··· AVAILABLE DATA ···

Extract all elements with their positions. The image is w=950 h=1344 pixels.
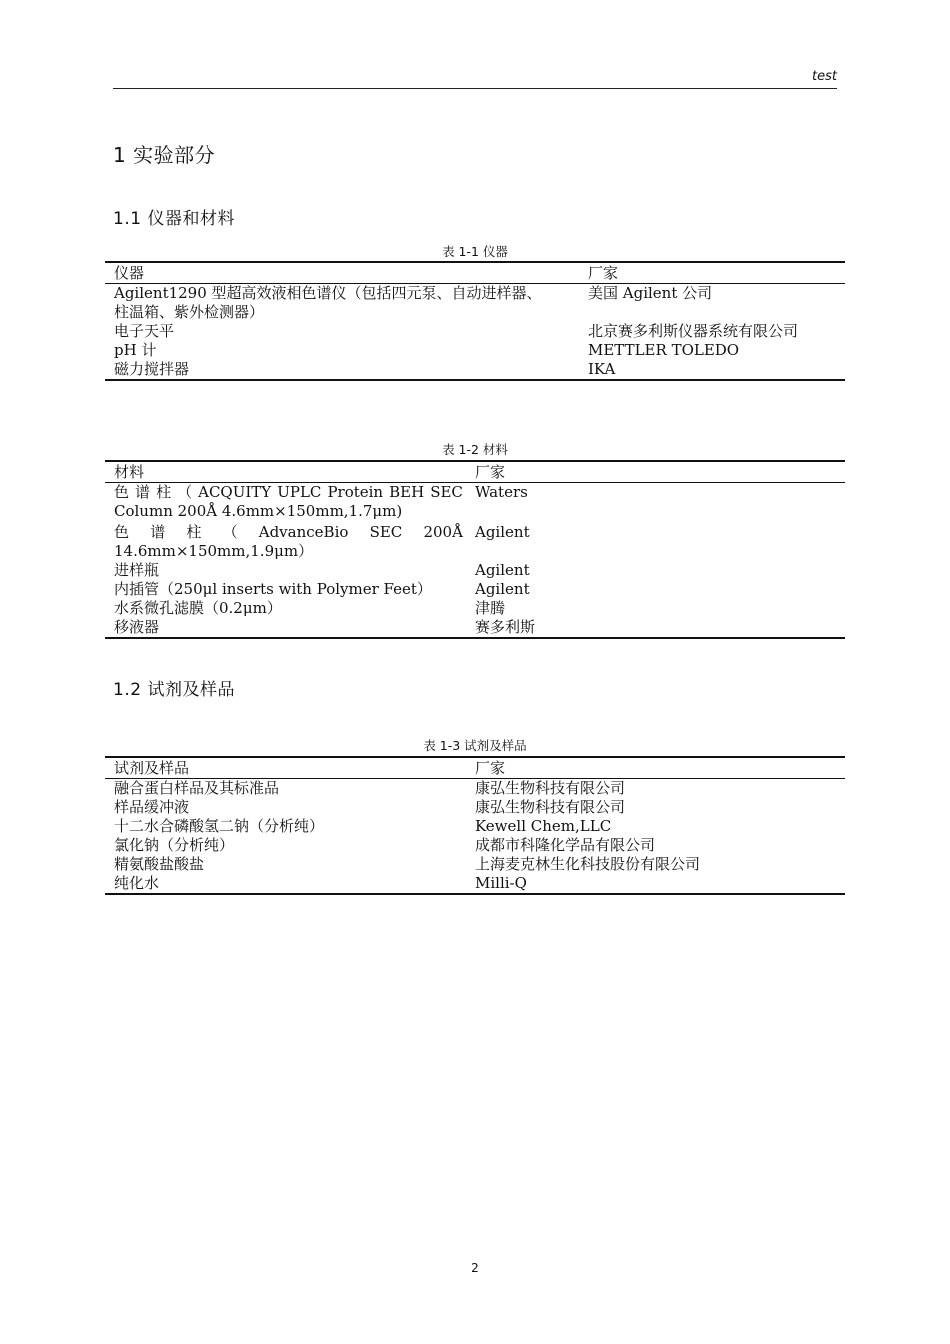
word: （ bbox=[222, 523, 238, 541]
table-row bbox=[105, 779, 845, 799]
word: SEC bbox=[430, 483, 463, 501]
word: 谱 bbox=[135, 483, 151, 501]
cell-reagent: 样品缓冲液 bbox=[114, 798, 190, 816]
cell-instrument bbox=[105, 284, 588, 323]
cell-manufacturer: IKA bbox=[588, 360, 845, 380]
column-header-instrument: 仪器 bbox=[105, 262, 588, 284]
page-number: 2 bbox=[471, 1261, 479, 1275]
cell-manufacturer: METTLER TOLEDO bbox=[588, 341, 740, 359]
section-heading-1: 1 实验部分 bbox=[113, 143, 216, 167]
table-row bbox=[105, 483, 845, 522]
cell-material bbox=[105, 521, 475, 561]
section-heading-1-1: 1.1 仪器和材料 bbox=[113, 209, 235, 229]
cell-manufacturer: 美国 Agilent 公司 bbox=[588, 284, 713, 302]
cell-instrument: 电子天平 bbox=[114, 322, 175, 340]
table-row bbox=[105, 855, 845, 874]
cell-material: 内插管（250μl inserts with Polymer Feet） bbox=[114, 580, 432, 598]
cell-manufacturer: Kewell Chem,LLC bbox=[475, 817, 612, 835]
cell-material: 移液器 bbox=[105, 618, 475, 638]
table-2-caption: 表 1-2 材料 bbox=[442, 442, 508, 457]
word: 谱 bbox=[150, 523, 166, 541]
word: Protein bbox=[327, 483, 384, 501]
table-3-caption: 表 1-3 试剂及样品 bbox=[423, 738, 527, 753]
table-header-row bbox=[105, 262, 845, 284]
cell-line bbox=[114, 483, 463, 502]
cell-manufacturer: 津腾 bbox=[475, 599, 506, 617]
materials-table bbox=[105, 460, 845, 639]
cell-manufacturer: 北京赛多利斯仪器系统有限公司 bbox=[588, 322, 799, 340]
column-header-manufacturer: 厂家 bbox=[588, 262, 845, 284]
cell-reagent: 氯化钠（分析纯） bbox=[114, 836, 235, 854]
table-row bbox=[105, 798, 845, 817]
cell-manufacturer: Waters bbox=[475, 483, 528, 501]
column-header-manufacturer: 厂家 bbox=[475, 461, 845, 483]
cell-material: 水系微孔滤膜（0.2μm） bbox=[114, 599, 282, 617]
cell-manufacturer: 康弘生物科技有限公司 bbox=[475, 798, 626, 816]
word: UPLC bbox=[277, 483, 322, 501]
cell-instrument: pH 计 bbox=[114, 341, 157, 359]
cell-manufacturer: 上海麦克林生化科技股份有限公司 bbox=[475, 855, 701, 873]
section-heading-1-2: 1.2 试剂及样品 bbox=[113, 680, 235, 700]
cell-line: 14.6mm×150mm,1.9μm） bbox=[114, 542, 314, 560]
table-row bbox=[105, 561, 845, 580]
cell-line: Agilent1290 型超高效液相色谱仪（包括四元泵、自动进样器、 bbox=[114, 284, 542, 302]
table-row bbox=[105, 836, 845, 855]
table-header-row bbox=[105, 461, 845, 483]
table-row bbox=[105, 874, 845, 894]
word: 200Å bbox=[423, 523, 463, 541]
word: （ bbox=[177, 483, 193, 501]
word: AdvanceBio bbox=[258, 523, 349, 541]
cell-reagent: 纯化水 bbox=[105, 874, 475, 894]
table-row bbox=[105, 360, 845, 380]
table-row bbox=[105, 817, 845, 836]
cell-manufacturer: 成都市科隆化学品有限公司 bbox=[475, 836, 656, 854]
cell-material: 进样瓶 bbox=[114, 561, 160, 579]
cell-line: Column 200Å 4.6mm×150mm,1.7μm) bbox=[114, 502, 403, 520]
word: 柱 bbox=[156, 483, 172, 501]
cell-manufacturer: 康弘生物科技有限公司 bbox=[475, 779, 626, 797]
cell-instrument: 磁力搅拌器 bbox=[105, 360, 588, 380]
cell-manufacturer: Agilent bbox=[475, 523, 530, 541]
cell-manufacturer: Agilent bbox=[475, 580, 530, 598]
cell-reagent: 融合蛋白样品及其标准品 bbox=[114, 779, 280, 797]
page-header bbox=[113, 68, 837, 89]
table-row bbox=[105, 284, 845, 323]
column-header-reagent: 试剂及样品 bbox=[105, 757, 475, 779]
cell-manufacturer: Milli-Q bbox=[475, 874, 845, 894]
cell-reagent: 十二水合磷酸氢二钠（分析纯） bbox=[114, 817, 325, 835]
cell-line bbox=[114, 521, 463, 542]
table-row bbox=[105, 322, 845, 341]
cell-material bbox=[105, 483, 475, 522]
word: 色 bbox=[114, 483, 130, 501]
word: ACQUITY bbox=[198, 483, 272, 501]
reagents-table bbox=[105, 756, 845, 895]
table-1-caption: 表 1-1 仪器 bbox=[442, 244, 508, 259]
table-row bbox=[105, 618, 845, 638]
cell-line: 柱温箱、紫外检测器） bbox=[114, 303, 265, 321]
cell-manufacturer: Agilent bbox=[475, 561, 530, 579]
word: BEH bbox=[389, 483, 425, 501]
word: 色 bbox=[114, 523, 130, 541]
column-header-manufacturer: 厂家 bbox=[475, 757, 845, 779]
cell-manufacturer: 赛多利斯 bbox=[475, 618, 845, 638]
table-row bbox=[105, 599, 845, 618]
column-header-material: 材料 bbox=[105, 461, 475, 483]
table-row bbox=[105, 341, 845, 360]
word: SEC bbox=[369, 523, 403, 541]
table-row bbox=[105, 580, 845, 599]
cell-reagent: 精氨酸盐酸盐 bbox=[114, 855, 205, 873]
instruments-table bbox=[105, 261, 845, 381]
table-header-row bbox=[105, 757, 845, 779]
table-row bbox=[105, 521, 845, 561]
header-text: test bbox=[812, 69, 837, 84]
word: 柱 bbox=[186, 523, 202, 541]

···

Copy out all the entries exactly. Images stay out of the copy.

Extract all elements with their positions. The image is w=950 h=1344 pixels.
word: （ bbox=[222, 523, 238, 541]
table-row bbox=[105, 779, 845, 799]
word: SEC bbox=[430, 483, 463, 501]
word: 谱 bbox=[135, 483, 151, 501]
cell-reagent: 样品缓冲液 bbox=[114, 798, 190, 816]
cell-instrument bbox=[105, 284, 588, 323]
cell-manufacturer: IKA bbox=[588, 360, 845, 380]
column-header-instrument: 仪器 bbox=[105, 262, 588, 284]
page-number: 2 bbox=[471, 1261, 479, 1275]
cell-manufacturer: METTLER TOLEDO bbox=[588, 341, 740, 359]
section-heading-1: 1 实验部分 bbox=[113, 143, 216, 167]
table-row bbox=[105, 483, 845, 522]
cell-material bbox=[105, 521, 475, 561]
section-heading-1-1: 1.1 仪器和材料 bbox=[113, 209, 235, 229]
cell-manufacturer: 美国 Agilent 公司 bbox=[588, 284, 713, 302]
cell-instrument: 电子天平 bbox=[114, 322, 175, 340]
table-row bbox=[105, 855, 845, 874]
cell-material: 内插管（250μl inserts with Polymer Feet） bbox=[114, 580, 432, 598]
cell-manufacturer: Kewell Chem,LLC bbox=[475, 817, 612, 835]
cell-material: 移液器 bbox=[105, 618, 475, 638]
table-2-caption: 表 1-2 材料 bbox=[442, 442, 508, 457]
word: 谱 bbox=[150, 523, 166, 541]
word: Protein bbox=[327, 483, 384, 501]
table-3-caption: 表 1-3 试剂及样品 bbox=[423, 738, 527, 753]
table-header-row bbox=[105, 262, 845, 284]
cell-line bbox=[114, 483, 463, 502]
cell-manufacturer: 津腾 bbox=[475, 599, 506, 617]
materials-table bbox=[105, 460, 845, 639]
cell-manufacturer: 北京赛多利斯仪器系统有限公司 bbox=[588, 322, 799, 340]
column-header-manufacturer: 厂家 bbox=[588, 262, 845, 284]
cell-reagent: 氯化钠（分析纯） bbox=[114, 836, 235, 854]
table-row bbox=[105, 798, 845, 817]
cell-manufacturer: Waters bbox=[475, 483, 528, 501]
column-header-manufacturer: 厂家 bbox=[475, 461, 845, 483]
cell-material: 水系微孔滤膜（0.2μm） bbox=[114, 599, 282, 617]
cell-manufacturer: 康弘生物科技有限公司 bbox=[475, 798, 626, 816]
word: UPLC bbox=[277, 483, 322, 501]
cell-instrument: pH 计 bbox=[114, 341, 157, 359]
cell-manufacturer: 上海麦克林生化科技股份有限公司 bbox=[475, 855, 701, 873]
section-heading-1-2: 1.2 试剂及样品 bbox=[113, 680, 235, 700]
cell-line: 14.6mm×150mm,1.9μm） bbox=[114, 542, 314, 560]
table-row bbox=[105, 561, 845, 580]
cell-line: Agilent1290 型超高效液相色谱仪（包括四元泵、自动进样器、 bbox=[114, 284, 542, 302]
table-row bbox=[105, 836, 845, 855]
table-header-row bbox=[105, 461, 845, 483]
table-row bbox=[105, 874, 845, 894]
word: 200Å bbox=[423, 523, 463, 541]
word: （ bbox=[177, 483, 193, 501]
word: AdvanceBio bbox=[258, 523, 349, 541]
cell-reagent: 纯化水 bbox=[105, 874, 475, 894]
table-row bbox=[105, 360, 845, 380]
table-row bbox=[105, 817, 845, 836]
cell-manufacturer: 成都市科隆化学品有限公司 bbox=[475, 836, 656, 854]
cell-material: 进样瓶 bbox=[114, 561, 160, 579]
cell-line: Column 200Å 4.6mm×150mm,1.7μm) bbox=[114, 502, 403, 520]
word: 柱 bbox=[156, 483, 172, 501]
cell-manufacturer: 康弘生物科技有限公司 bbox=[475, 779, 626, 797]
cell-instrument: 磁力搅拌器 bbox=[105, 360, 588, 380]
cell-manufacturer: Agilent bbox=[475, 523, 530, 541]
cell-manufacturer: Agilent bbox=[475, 580, 530, 598]
cell-reagent: 融合蛋白样品及其标准品 bbox=[114, 779, 280, 797]
page-header bbox=[113, 68, 837, 89]
table-row bbox=[105, 284, 845, 323]
column-header-reagent: 试剂及样品 bbox=[105, 757, 475, 779]
cell-manufacturer: Milli-Q bbox=[475, 874, 845, 894]
cell-reagent: 十二水合磷酸氢二钠（分析纯） bbox=[114, 817, 325, 835]
cell-line bbox=[114, 521, 463, 542]
table-row bbox=[105, 322, 845, 341]
cell-material bbox=[105, 483, 475, 522]
word: 色 bbox=[114, 483, 130, 501]
word: ACQUITY bbox=[198, 483, 272, 501]
reagents-table bbox=[105, 756, 845, 895]
table-1-caption: 表 1-1 仪器 bbox=[442, 244, 508, 259]
table-row bbox=[105, 618, 845, 638]
cell-line: 柱温箱、紫外检测器） bbox=[114, 303, 265, 321]
cell-manufacturer: Agilent bbox=[475, 561, 530, 579]
word: BEH bbox=[389, 483, 425, 501]
word: 色 bbox=[114, 523, 130, 541]
column-header-manufacturer: 厂家 bbox=[475, 757, 845, 779]
cell-manufacturer: 赛多利斯 bbox=[475, 618, 845, 638]
table-row bbox=[105, 599, 845, 618]
column-header-material: 材料 bbox=[105, 461, 475, 483]
table-row bbox=[105, 341, 845, 360]
word: SEC bbox=[369, 523, 403, 541]
table-row bbox=[105, 580, 845, 599]
cell-reagent: 精氨酸盐酸盐 bbox=[114, 855, 205, 873]
instruments-table bbox=[105, 261, 845, 381]
table-header-row bbox=[105, 757, 845, 779]
table-row bbox=[105, 521, 845, 561]
header-text: test bbox=[812, 69, 837, 84]
word: 柱 bbox=[186, 523, 202, 541]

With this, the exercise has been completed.